— START OF Provided records —

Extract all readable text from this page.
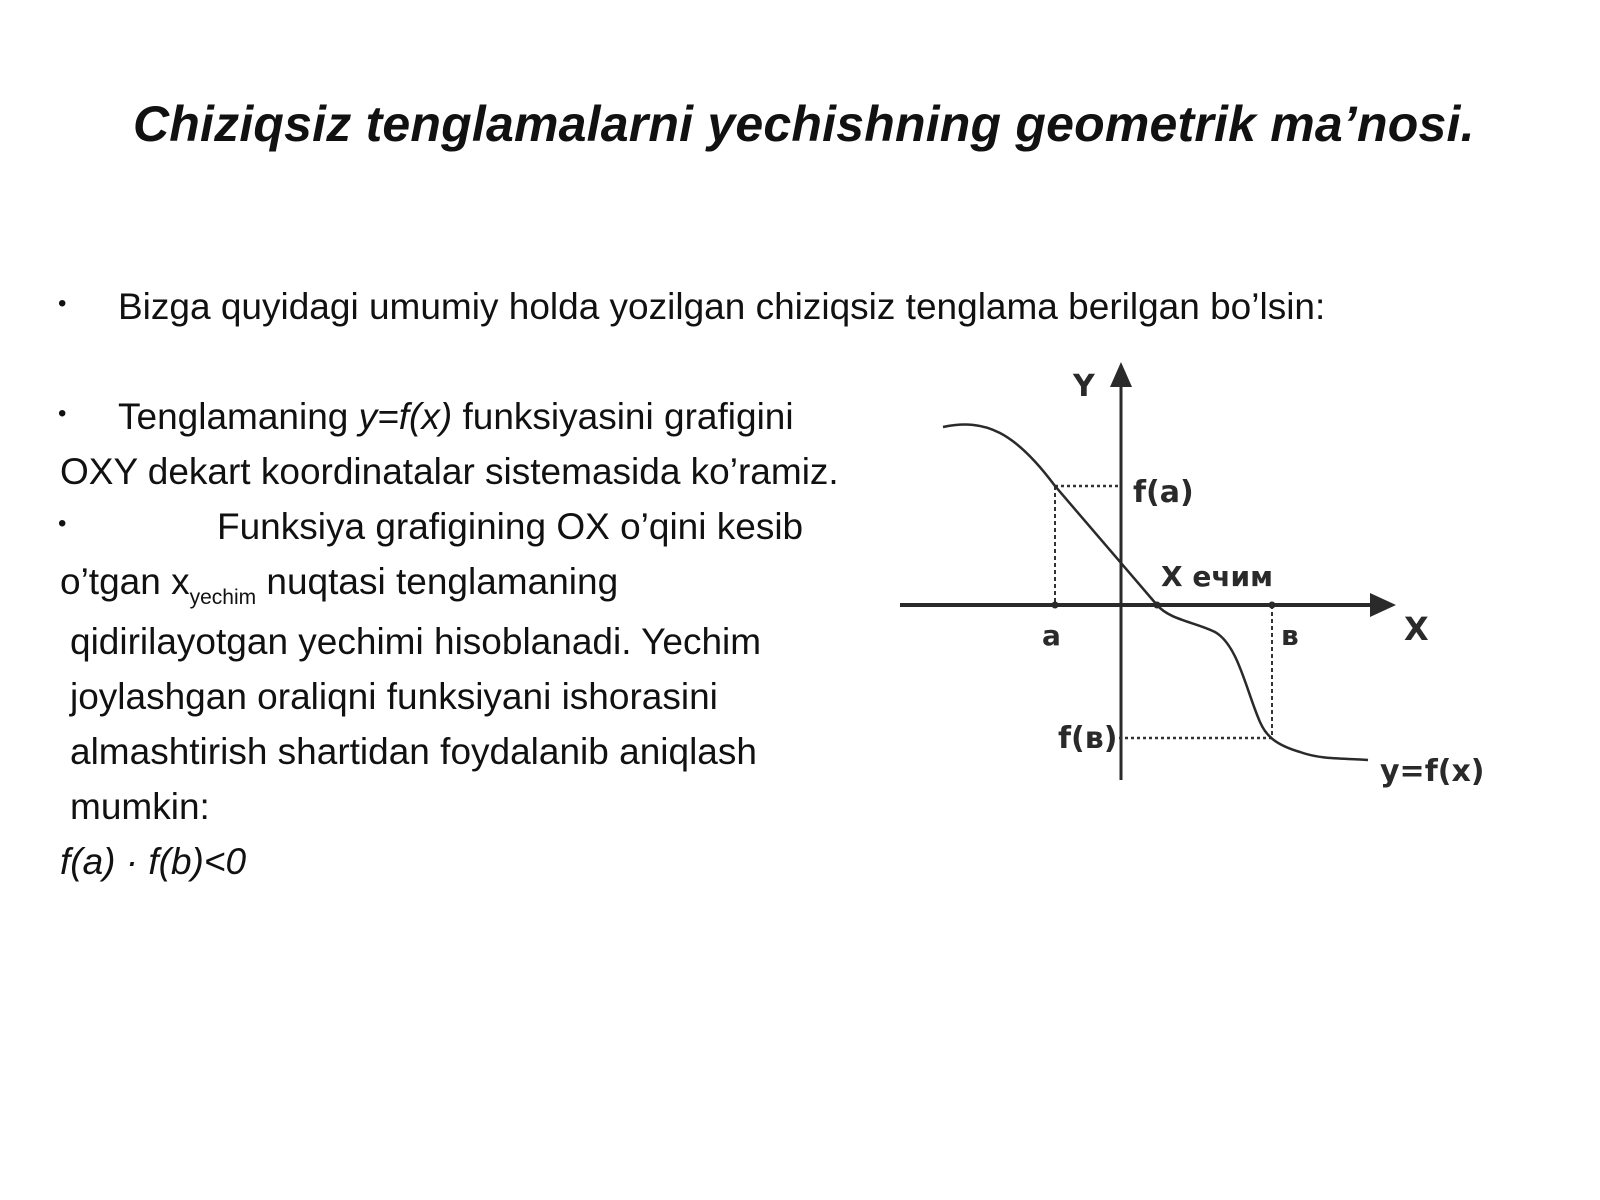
Chiziqsiz tenglamalarni yechishning geometrik ma’nosi.
• Bizga quyidagi umumiy holda yozilgan chiziqsiz tenglama berilgan bo’lsin:
• Tenglamaning y=f(x) funksiyasini grafigini
OXY dekart koordinatalar sistemasida ko’ramiz.
•	Funksiya grafigining OX o’qini kesib
o’tgan $x_{yechim}$ nuqtasi tenglamaning
qidirilayotgan yechimi hisoblanadi. Yechim
joylashgan oraliqni funksiyani ishorasini
almashtirish shartidan foydalanib aniqlash
mumkin:
f(a) · f(b)<0
Y
X
f(a)
X ечим
a	в
f(в)
y=f(x)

— END OF Provided records —

== Objective ==
Without the pictures, retype the whole of the material above exactly.

== Output ==
Extract all readable text from this page.
Chiziqsiz tenglamalarni yechishning geometrik ma’nosi.
• Bizga quyidagi umumiy holda yozilgan chiziqsiz tenglama berilgan bo’lsin:
• Tenglamaning y=f(x) funksiyasini grafigini
OXY dekart koordinatalar sistemasida ko’ramiz.
•	Funksiya grafigining OX o’qini kesib
o’tgan $x_{yechim}$ nuqtasi tenglamaning
qidirilayotgan yechimi hisoblanadi. Yechim
joylashgan oraliqni funksiyani ishorasini
almashtirish shartidan foydalanib aniqlash
mumkin:
f(a) · f(b)<0
Y
X
f(a)
X ечим
a	в
f(в)
y=f(x)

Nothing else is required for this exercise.